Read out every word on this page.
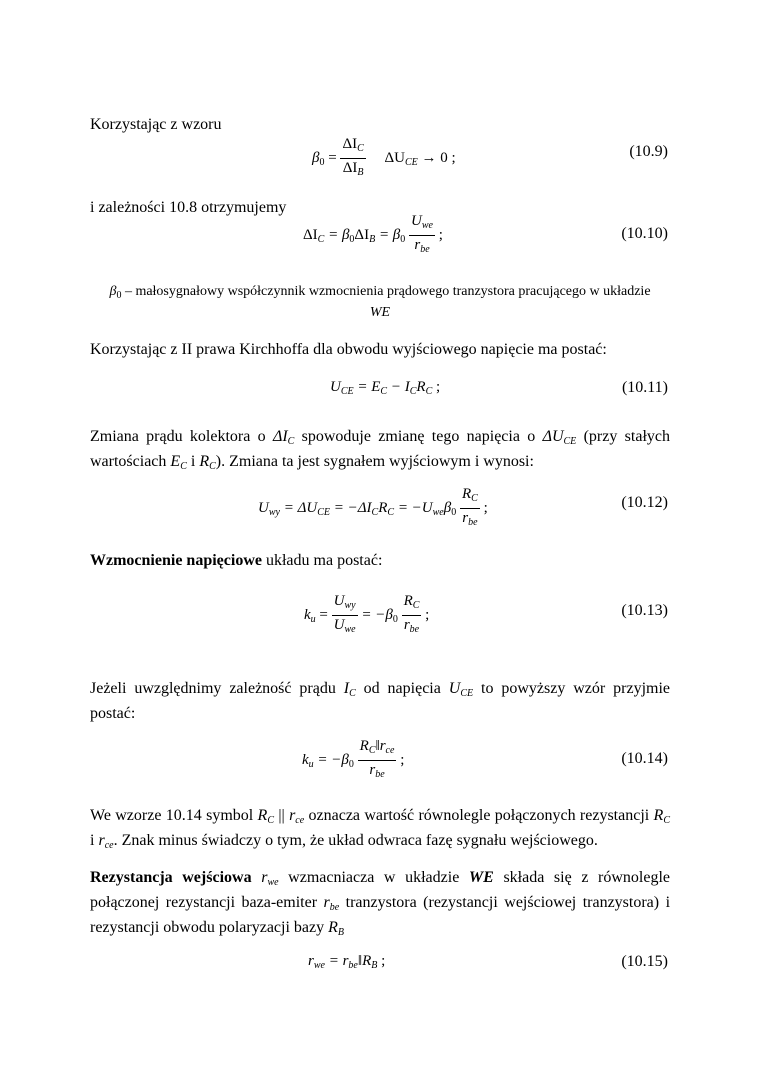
Korzystając z wzoru
$\beta_0 = \frac{\Delta I_C}{\Delta I_B} \Delta U_{CE} \to 0$ ;	(10.9)
i zależności 10.8 otrzymujemy
$\Delta I_C = \beta_0\Delta I_B = \beta_0 \frac{U_{we}}{r_{be}}$ ;	(10.10)
$\beta_0$ – małosygnałowy współczynnik wzmocnienia prądowego tranzystora pracującego w układzie WE
Korzystając z II prawa Kirchhoffa dla obwodu wyjściowego napięcie ma postać:
$U_{CE} = E_C - I_CR_C$ ;	(10.11)
Zmiana prądu kolektora o $\Delta I_C$ spowoduje zmianę tego napięcia o $\Delta U_{CE}$ (przy stałych wartościach $E_C$ i $R_C$). Zmiana ta jest sygnałem wyjściowym i wynosi:
$U_{wy} = \Delta U_{CE} = -\Delta I_CR_C = -U_{we}\beta_0 \frac{R_C}{r_{be}}$ ;	(10.12)
Wzmocnienie napięciowe układu ma postać:
$k_u = \frac{U_{wy}}{U_{we}} = -\beta_0 \frac{R_C}{r_{be}}$ ;	(10.13)
Jeżeli uwzględnimy zależność prądu $I_C$ od napięcia $U_{CE}$ to powyższy wzór przyjmie postać:
$k_u = -\beta_0 \frac{R_C‖r_{ce}}{r_{be}}$ ;	(10.14)
We wzorze 10.14 symbol $R_C$ || $r_{ce}$ oznacza wartość równolegle połączonych rezystancji $R_C$ i $r_{ce}$. Znak minus świadczy o tym, że układ odwraca fazę sygnału wejściowego.
Rezystancja wejściowa $r_{we}$ wzmacniacza w układzie WE składa się z równolegle połączonej rezystancji baza-emiter $r_{be}$ tranzystora (rezystancji wejściowej tranzystora) i rezystancji obwodu polaryzacji bazy $R_B$
$r_{we}$ = $r_{be}‖R_B$ ;	(10.15)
==*==
Given instruction — Quote all the lines above exactly as given. Do not include the pictures.

Response to this task —
Read out every word on this page.
Korzystając z wzoru
$\beta_0 = \frac{\Delta I_C}{\Delta I_B} \Delta U_{CE} \to 0$ ;	(10.9)
i zależności 10.8 otrzymujemy
$\Delta I_C = \beta_0\Delta I_B = \beta_0 \frac{U_{we}}{r_{be}}$ ;	(10.10)
$\beta_0$ – małosygnałowy współczynnik wzmocnienia prądowego tranzystora pracującego w układzie WE
Korzystając z II prawa Kirchhoffa dla obwodu wyjściowego napięcie ma postać:
$U_{CE} = E_C - I_CR_C$ ;	(10.11)
Zmiana prądu kolektora o $\Delta I_C$ spowoduje zmianę tego napięcia o $\Delta U_{CE}$ (przy stałych wartościach $E_C$ i $R_C$). Zmiana ta jest sygnałem wyjściowym i wynosi:
$U_{wy} = \Delta U_{CE} = -\Delta I_CR_C = -U_{we}\beta_0 \frac{R_C}{r_{be}}$ ;	(10.12)
Wzmocnienie napięciowe układu ma postać:
$k_u = \frac{U_{wy}}{U_{we}} = -\beta_0 \frac{R_C}{r_{be}}$ ;	(10.13)
Jeżeli uwzględnimy zależność prądu $I_C$ od napięcia $U_{CE}$ to powyższy wzór przyjmie postać:
$k_u = -\beta_0 \frac{R_C‖r_{ce}}{r_{be}}$ ;	(10.14)
We wzorze 10.14 symbol $R_C$ || $r_{ce}$ oznacza wartość równolegle połączonych rezystancji $R_C$ i $r_{ce}$. Znak minus świadczy o tym, że układ odwraca fazę sygnału wejściowego.
Rezystancja wejściowa $r_{we}$ wzmacniacza w układzie WE składa się z równolegle połączonej rezystancji baza-emiter $r_{be}$ tranzystora (rezystancji wejściowej tranzystora) i rezystancji obwodu polaryzacji bazy $R_B$
$r_{we}$ = $r_{be}‖R_B$ ;	(10.15)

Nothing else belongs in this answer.